Chris Haag
vancouver, bc —  July 23, 2009 3:15pm ET
I think Stephen's comments are appropriate for the article. The govt monopolies on liquor in Ontario ane BC are brutal. As to the rest of the comments on the quality of Canadian wine. While I agree that BC is making some very good Chardonnay, Pinot Gris and other white varietals. The red wines, in general, do not hold up to other wine growing regions. There are exceptions to this rule but the wines tend to sell out very quickly and are not inexpensive. My two favourite BC producers are Blue Mountain and Joie Farms, for what it is worth.
Bruce Sanderson
July 23, 2009 3:37pm ET
Stephen, Your comment is spot on. I like to visit wineries if I have time, but it was vacation and in this instance, many family commitments kept me occupied. Thanks to you, Chris, Don, Kevin and Val for recommended producers.

## RECORDED INFORMATION
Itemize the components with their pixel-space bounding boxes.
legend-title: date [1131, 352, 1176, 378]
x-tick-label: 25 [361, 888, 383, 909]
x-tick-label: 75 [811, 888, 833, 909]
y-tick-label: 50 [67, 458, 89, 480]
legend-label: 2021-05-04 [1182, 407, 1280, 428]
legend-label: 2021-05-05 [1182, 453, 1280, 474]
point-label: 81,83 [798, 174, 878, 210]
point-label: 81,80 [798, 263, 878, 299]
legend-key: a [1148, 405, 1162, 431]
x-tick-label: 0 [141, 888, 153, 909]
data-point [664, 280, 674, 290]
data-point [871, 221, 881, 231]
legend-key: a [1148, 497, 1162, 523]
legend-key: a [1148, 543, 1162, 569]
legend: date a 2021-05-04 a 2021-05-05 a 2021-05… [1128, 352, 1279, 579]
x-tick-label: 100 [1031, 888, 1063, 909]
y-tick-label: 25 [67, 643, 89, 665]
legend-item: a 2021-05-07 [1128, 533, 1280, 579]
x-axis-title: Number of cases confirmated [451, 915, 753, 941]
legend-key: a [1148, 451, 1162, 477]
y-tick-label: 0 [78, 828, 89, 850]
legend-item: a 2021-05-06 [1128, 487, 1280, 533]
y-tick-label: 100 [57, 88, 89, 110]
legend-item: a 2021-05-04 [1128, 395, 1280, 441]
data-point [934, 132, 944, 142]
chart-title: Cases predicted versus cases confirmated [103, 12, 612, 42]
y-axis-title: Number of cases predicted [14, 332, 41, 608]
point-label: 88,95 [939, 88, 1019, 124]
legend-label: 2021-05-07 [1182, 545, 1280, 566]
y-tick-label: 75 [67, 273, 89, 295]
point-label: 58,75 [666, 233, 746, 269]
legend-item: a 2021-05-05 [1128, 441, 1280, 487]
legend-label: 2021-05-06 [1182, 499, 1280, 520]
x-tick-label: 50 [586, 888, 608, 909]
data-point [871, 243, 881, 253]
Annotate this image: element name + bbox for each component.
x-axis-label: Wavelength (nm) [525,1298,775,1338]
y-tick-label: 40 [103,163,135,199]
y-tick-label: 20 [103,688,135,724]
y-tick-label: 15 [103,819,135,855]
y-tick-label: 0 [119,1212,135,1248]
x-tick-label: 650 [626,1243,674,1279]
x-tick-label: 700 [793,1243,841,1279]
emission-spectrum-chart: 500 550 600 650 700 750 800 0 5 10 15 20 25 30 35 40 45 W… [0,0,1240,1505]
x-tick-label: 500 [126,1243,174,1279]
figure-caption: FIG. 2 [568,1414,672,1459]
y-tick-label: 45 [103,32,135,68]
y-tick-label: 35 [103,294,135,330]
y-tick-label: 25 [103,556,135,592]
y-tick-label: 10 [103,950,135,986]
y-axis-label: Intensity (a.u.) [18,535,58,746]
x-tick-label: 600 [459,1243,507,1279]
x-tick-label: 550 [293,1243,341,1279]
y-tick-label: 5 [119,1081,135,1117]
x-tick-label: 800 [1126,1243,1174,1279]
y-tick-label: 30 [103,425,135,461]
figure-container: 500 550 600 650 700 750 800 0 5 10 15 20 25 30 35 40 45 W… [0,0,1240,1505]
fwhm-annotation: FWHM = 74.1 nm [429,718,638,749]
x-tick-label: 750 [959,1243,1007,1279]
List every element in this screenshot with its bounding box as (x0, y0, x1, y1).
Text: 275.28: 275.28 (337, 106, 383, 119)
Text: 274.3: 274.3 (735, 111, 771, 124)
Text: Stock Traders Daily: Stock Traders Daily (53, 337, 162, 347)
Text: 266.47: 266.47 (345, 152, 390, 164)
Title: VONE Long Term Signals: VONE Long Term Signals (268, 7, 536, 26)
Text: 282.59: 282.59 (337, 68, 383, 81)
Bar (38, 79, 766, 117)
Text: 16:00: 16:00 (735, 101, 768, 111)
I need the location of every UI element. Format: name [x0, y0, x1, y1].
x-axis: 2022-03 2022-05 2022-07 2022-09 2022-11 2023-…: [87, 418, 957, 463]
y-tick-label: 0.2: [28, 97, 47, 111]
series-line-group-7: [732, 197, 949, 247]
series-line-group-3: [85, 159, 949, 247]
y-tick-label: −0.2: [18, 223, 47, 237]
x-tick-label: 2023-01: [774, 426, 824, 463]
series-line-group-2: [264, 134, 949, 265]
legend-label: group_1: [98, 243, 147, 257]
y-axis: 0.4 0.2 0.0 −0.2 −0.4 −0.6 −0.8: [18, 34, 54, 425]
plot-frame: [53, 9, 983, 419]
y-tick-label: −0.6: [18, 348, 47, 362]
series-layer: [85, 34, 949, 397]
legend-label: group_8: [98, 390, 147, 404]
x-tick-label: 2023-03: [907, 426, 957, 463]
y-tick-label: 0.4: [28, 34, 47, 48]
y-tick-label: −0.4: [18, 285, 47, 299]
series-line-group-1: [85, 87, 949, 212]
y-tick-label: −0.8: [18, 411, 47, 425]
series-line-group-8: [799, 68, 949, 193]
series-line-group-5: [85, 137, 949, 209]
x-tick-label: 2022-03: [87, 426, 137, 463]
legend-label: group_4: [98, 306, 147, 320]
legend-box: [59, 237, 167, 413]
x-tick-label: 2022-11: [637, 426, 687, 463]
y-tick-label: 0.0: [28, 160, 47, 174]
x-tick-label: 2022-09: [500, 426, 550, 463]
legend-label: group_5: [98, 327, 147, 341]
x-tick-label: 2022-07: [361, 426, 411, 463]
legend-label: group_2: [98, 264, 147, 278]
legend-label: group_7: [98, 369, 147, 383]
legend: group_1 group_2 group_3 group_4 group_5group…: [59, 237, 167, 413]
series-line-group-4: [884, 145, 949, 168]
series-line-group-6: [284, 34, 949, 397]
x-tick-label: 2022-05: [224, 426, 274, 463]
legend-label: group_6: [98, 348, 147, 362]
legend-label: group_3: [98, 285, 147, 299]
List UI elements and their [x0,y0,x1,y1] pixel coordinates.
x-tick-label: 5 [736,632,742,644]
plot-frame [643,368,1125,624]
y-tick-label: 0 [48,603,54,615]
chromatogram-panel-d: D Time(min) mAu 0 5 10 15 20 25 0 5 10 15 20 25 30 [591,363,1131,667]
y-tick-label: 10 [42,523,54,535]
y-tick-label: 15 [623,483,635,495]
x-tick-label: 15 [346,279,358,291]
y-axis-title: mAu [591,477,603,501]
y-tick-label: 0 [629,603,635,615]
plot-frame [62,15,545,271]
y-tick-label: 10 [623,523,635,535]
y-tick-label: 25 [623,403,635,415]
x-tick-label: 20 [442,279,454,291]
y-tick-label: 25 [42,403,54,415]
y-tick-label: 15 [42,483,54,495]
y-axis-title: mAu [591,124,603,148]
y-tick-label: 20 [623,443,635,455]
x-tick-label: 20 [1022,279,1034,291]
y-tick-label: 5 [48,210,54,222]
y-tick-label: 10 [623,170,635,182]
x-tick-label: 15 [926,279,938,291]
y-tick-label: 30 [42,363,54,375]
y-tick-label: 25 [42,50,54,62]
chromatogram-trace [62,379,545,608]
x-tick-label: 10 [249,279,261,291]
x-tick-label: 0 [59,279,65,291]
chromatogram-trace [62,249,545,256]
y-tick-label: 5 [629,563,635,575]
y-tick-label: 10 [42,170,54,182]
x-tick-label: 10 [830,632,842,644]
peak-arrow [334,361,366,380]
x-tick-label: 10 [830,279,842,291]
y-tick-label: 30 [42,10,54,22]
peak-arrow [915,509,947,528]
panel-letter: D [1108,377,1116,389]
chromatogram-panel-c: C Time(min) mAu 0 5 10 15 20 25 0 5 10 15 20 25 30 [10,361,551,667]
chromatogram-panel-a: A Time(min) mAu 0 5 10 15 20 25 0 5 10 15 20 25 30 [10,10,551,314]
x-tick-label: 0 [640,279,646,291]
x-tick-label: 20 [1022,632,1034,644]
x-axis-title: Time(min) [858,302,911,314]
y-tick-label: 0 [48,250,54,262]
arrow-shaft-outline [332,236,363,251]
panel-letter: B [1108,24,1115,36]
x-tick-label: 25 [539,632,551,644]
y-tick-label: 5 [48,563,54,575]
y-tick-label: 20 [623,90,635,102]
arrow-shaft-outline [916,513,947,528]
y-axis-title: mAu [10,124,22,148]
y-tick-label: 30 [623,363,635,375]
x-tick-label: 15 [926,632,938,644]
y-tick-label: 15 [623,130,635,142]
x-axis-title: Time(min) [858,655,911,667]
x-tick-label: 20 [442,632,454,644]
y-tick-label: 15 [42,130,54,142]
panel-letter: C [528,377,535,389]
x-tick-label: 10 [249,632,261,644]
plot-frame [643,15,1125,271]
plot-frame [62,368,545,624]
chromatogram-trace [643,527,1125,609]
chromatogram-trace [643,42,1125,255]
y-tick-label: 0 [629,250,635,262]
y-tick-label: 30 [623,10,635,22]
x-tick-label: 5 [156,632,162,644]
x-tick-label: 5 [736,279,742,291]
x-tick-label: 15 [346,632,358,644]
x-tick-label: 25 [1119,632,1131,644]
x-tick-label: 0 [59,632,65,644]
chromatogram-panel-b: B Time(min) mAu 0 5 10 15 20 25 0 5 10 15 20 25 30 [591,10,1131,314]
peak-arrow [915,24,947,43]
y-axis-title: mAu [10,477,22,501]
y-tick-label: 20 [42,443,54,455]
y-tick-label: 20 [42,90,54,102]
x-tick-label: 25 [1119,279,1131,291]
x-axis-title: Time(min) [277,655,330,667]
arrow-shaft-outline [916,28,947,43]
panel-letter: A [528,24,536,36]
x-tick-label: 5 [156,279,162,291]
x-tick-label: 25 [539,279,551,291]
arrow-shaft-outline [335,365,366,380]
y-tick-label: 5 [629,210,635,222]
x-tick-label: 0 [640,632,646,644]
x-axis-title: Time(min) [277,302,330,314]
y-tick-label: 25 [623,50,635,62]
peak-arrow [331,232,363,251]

## TASK GOAL
Retype the full comment thread about Canadian wine word for word. Work only from the comment thread about Canadian wine, not from the items.

## ANSWER FOR THIS EXERCISE
Chris Haag
vancouver, bc —  July 23, 2009 3:15pm ET
I think Stephen's comments are appropriate for the article. The govt monopolies on liquor in Ontario ane BC are brutal. As to the rest of the comments on the quality of Canadian wine. While I agree that BC is making some very good Chardonnay, Pinot Gris and other white varietals. The red wines, in general, do not hold up to other wine growing regions. There are exceptions to this rule but the wines tend to sell out very quickly and are not inexpensive. My two favourite BC producers are Blue Mountain and Joie Farms, for what it is worth.
Bruce Sanderson
July 23, 2009 3:37pm ET
Stephen, Your comment is spot on. I like to visit wineries if I have time, but it was vacation and in this instance, many family commitments kept me occupied. Thanks to you, Chris, Don, Kevin and Val for recommended producers.